With the pictures omitted, write out the entries that follow exactly as they stand.

Start SUPPLIED MATERIAL

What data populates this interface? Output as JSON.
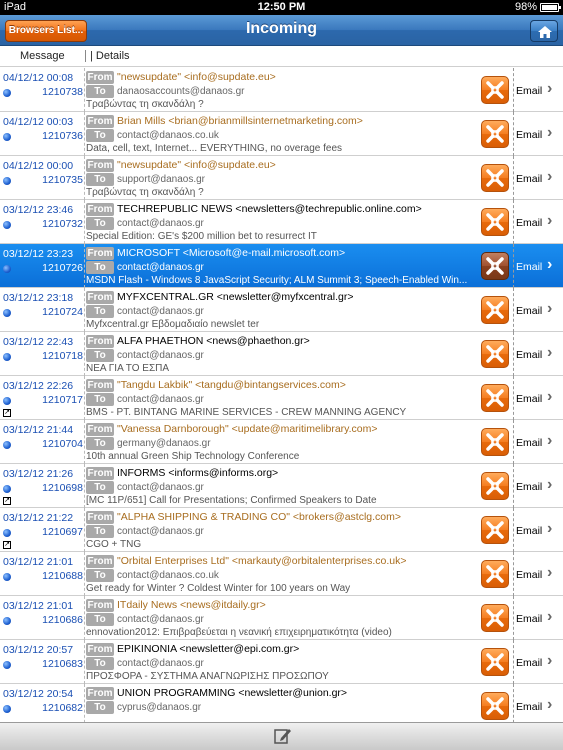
{
  "status": {
    "carrier": "iPad",
    "time": "12:50 PM",
    "battery": "98%"
  },
  "nav": {
    "title": "Incoming",
    "browsers_button": "Browsers List...",
    "home_icon": "home-icon"
  },
  "columns": {
    "message": "Message",
    "details": "| Details"
  },
  "tags": {
    "from": "From",
    "to": "To"
  },
  "action_label": "Email",
  "messages": [
    {
      "date": "04/12/12 00:08",
      "id": "1210738",
      "from": "\"newsupdate\" <info@supdate.eu>",
      "to": "danaosaccounts@danaos.gr",
      "subject": "Τραβώντας τη σκανδάλη ?",
      "from_style": "alt",
      "attach": false,
      "selected": false
    },
    {
      "date": "04/12/12 00:03",
      "id": "1210736",
      "from": "Brian Mills <brian@brianmillsinternetmarketing.com>",
      "to": "contact@danaos.co.uk",
      "subject": "Data, cell, text, Internet... EVERYTHING, no overage fees",
      "from_style": "alt",
      "attach": false,
      "selected": false
    },
    {
      "date": "04/12/12 00:00",
      "id": "1210735",
      "from": "\"newsupdate\" <info@supdate.eu>",
      "to": "support@danaos.gr",
      "subject": "Τραβώντας τη σκανδάλη ?",
      "from_style": "alt",
      "attach": false,
      "selected": false
    },
    {
      "date": "03/12/12 23:46",
      "id": "1210732",
      "from": "TECHREPUBLIC NEWS <newsletters@techrepublic.online.com>",
      "to": "contact@danaos.gr",
      "subject": "Special Edition: GE's $200 million bet to resurrect IT",
      "from_style": "",
      "attach": false,
      "selected": false
    },
    {
      "date": "03/12/12 23:23",
      "id": "1210726",
      "from": "MICROSOFT <Microsoft@e-mail.microsoft.com>",
      "to": "contact@danaos.gr",
      "subject": "MSDN Flash - Windows 8 JavaScript Security; ALM Summit 3; Speech-Enabled Win...",
      "from_style": "",
      "attach": false,
      "selected": true
    },
    {
      "date": "03/12/12 23:18",
      "id": "1210724",
      "from": "MYFXCENTRAL.GR <newsletter@myfxcentral.gr>",
      "to": "contact@danaos.gr",
      "subject": "Myfxcentral.gr Εβδομαδιαίο newslet  ter",
      "from_style": "",
      "attach": false,
      "selected": false
    },
    {
      "date": "03/12/12 22:43",
      "id": "1210718",
      "from": "ALFA PHAETHON <news@phaethon.gr>",
      "to": "contact@danaos.gr",
      "subject": "ΝΕΑ ΓΙΑ ΤΟ ΕΣΠΑ",
      "from_style": "",
      "attach": false,
      "selected": false
    },
    {
      "date": "03/12/12 22:26",
      "id": "1210717",
      "from": "\"Tangdu Lakbik\" <tangdu@bintangservices.com>",
      "to": "contact@danaos.gr",
      "subject": "BMS - PT. BINTANG MARINE SERVICES - CREW MANNING AGENCY",
      "from_style": "alt",
      "attach": true,
      "selected": false
    },
    {
      "date": "03/12/12 21:44",
      "id": "1210704",
      "from": "\"Vanessa Darnborough\" <update@maritimelibrary.com>",
      "to": "germany@danaos.gr",
      "subject": "10th annual Green Ship Technology Conference",
      "from_style": "alt",
      "attach": false,
      "selected": false
    },
    {
      "date": "03/12/12 21:26",
      "id": "1210698",
      "from": "INFORMS <informs@informs.org>",
      "to": "contact@danaos.gr",
      "subject": "[MC 11P/651] Call for Presentations; Confirmed Speakers to Date",
      "from_style": "",
      "attach": true,
      "selected": false
    },
    {
      "date": "03/12/12 21:22",
      "id": "1210697",
      "from": "\"ALPHA SHIPPING & TRADING CO\" <brokers@astclg.com>",
      "to": "contact@danaos.gr",
      "subject": "CGO + TNG",
      "from_style": "alt",
      "attach": true,
      "selected": false
    },
    {
      "date": "03/12/12 21:01",
      "id": "1210688",
      "from": "\"Orbital Enterprises Ltd\" <markauty@orbitalenterprises.co.uk>",
      "to": "contact@danaos.co.uk",
      "subject": "Get ready for Winter ? Coldest Winter for 100 years on Way",
      "from_style": "alt",
      "attach": false,
      "selected": false
    },
    {
      "date": "03/12/12 21:01",
      "id": "1210686",
      "from": "ITdaily News <news@itdaily.gr>",
      "to": "contact@danaos.gr",
      "subject": "ennovation2012: Επιβραβεύεται η νεανική επιχειρηματικότητα (video)",
      "from_style": "alt",
      "attach": false,
      "selected": false
    },
    {
      "date": "03/12/12 20:57",
      "id": "1210683",
      "from": "EPIKINONIA <newsletter@epi.com.gr>",
      "to": "contact@danaos.gr",
      "subject": "ΠΡΟΣΦΟΡΑ - ΣΥΣΤΗΜΑ ΑΝΑΓΝΩΡΙΣΗΣ ΠΡΟΣΩΠΟΥ",
      "from_style": "",
      "attach": false,
      "selected": false
    },
    {
      "date": "03/12/12 20:54",
      "id": "1210682",
      "from": "UNION PROGRAMMING <newsletter@union.gr>",
      "to": "cyprus@danaos.gr",
      "subject": "",
      "from_style": "",
      "attach": false,
      "selected": false
    }
  ]
}
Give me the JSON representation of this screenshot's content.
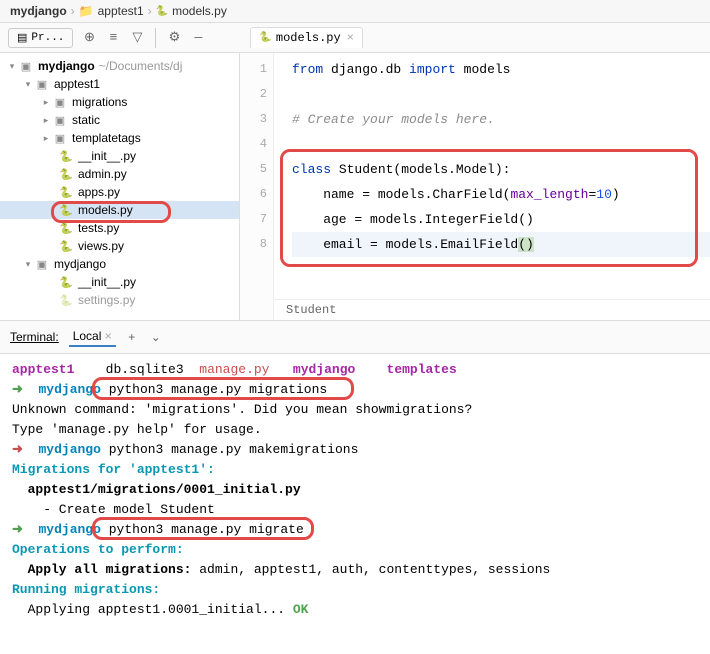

End SUPPLIED MATERIAL

FINAL ANSWER:
What data populates this interface? Output as JSON.
{
  "status": {
    "carrier": "iPad",
    "time": "12:50 PM",
    "battery": "98%"
  },
  "nav": {
    "title": "Incoming",
    "browsers_button": "Browsers List...",
    "home_icon": "home-icon"
  },
  "columns": {
    "message": "Message",
    "details": "| Details"
  },
  "tags": {
    "from": "From",
    "to": "To"
  },
  "action_label": "Email",
  "messages": [
    {
      "date": "04/12/12 00:08",
      "id": "1210738",
      "from": "\"newsupdate\" <info@supdate.eu>",
      "to": "danaosaccounts@danaos.gr",
      "subject": "Τραβώντας τη σκανδάλη ?",
      "from_style": "alt",
      "attach": false,
      "selected": false
    },
    {
      "date": "04/12/12 00:03",
      "id": "1210736",
      "from": "Brian Mills <brian@brianmillsinternetmarketing.com>",
      "to": "contact@danaos.co.uk",
      "subject": "Data, cell, text, Internet... EVERYTHING, no overage fees",
      "from_style": "alt",
      "attach": false,
      "selected": false
    },
    {
      "date": "04/12/12 00:00",
      "id": "1210735",
      "from": "\"newsupdate\" <info@supdate.eu>",
      "to": "support@danaos.gr",
      "subject": "Τραβώντας τη σκανδάλη ?",
      "from_style": "alt",
      "attach": false,
      "selected": false
    },
    {
      "date": "03/12/12 23:46",
      "id": "1210732",
      "from": "TECHREPUBLIC NEWS <newsletters@techrepublic.online.com>",
      "to": "contact@danaos.gr",
      "subject": "Special Edition: GE's $200 million bet to resurrect IT",
      "from_style": "",
      "attach": false,
      "selected": false
    },
    {
      "date": "03/12/12 23:23",
      "id": "1210726",
      "from": "MICROSOFT <Microsoft@e-mail.microsoft.com>",
      "to": "contact@danaos.gr",
      "subject": "MSDN Flash - Windows 8 JavaScript Security; ALM Summit 3; Speech-Enabled Win...",
      "from_style": "",
      "attach": false,
      "selected": true
    },
    {
      "date": "03/12/12 23:18",
      "id": "1210724",
      "from": "MYFXCENTRAL.GR <newsletter@myfxcentral.gr>",
      "to": "contact@danaos.gr",
      "subject": "Myfxcentral.gr Εβδομαδιαίο newslet  ter",
      "from_style": "",
      "attach": false,
      "selected": false
    },
    {
      "date": "03/12/12 22:43",
      "id": "1210718",
      "from": "ALFA PHAETHON <news@phaethon.gr>",
      "to": "contact@danaos.gr",
      "subject": "ΝΕΑ ΓΙΑ ΤΟ ΕΣΠΑ",
      "from_style": "",
      "attach": false,
      "selected": false
    },
    {
      "date": "03/12/12 22:26",
      "id": "1210717",
      "from": "\"Tangdu Lakbik\" <tangdu@bintangservices.com>",
      "to": "contact@danaos.gr",
      "subject": "BMS - PT. BINTANG MARINE SERVICES - CREW MANNING AGENCY",
      "from_style": "alt",
      "attach": true,
      "selected": false
    },
    {
      "date": "03/12/12 21:44",
      "id": "1210704",
      "from": "\"Vanessa Darnborough\" <update@maritimelibrary.com>",
      "to": "germany@danaos.gr",
      "subject": "10th annual Green Ship Technology Conference",
      "from_style": "alt",
      "attach": false,
      "selected": false
    },
    {
      "date": "03/12/12 21:26",
      "id": "1210698",
      "from": "INFORMS <informs@informs.org>",
      "to": "contact@danaos.gr",
      "subject": "[MC 11P/651] Call for Presentations; Confirmed Speakers to Date",
      "from_style": "",
      "attach": true,
      "selected": false
    },
    {
      "date": "03/12/12 21:22",
      "id": "1210697",
      "from": "\"ALPHA SHIPPING & TRADING CO\" <brokers@astclg.com>",
      "to": "contact@danaos.gr",
      "subject": "CGO + TNG",
      "from_style": "alt",
      "attach": true,
      "selected": false
    },
    {
      "date": "03/12/12 21:01",
      "id": "1210688",
      "from": "\"Orbital Enterprises Ltd\" <markauty@orbitalenterprises.co.uk>",
      "to": "contact@danaos.co.uk",
      "subject": "Get ready for Winter ? Coldest Winter for 100 years on Way",
      "from_style": "alt",
      "attach": false,
      "selected": false
    },
    {
      "date": "03/12/12 21:01",
      "id": "1210686",
      "from": "ITdaily News <news@itdaily.gr>",
      "to": "contact@danaos.gr",
      "subject": "ennovation2012: Επιβραβεύεται η νεανική επιχειρηματικότητα (video)",
      "from_style": "alt",
      "attach": false,
      "selected": false
    },
    {
      "date": "03/12/12 20:57",
      "id": "1210683",
      "from": "EPIKINONIA <newsletter@epi.com.gr>",
      "to": "contact@danaos.gr",
      "subject": "ΠΡΟΣΦΟΡΑ - ΣΥΣΤΗΜΑ ΑΝΑΓΝΩΡΙΣΗΣ ΠΡΟΣΩΠΟΥ",
      "from_style": "",
      "attach": false,
      "selected": false
    },
    {
      "date": "03/12/12 20:54",
      "id": "1210682",
      "from": "UNION PROGRAMMING <newsletter@union.gr>",
      "to": "cyprus@danaos.gr",
      "subject": "",
      "from_style": "",
      "attach": false,
      "selected": false
    }
  ]
}
Give me the JSON representation of this screenshot's content.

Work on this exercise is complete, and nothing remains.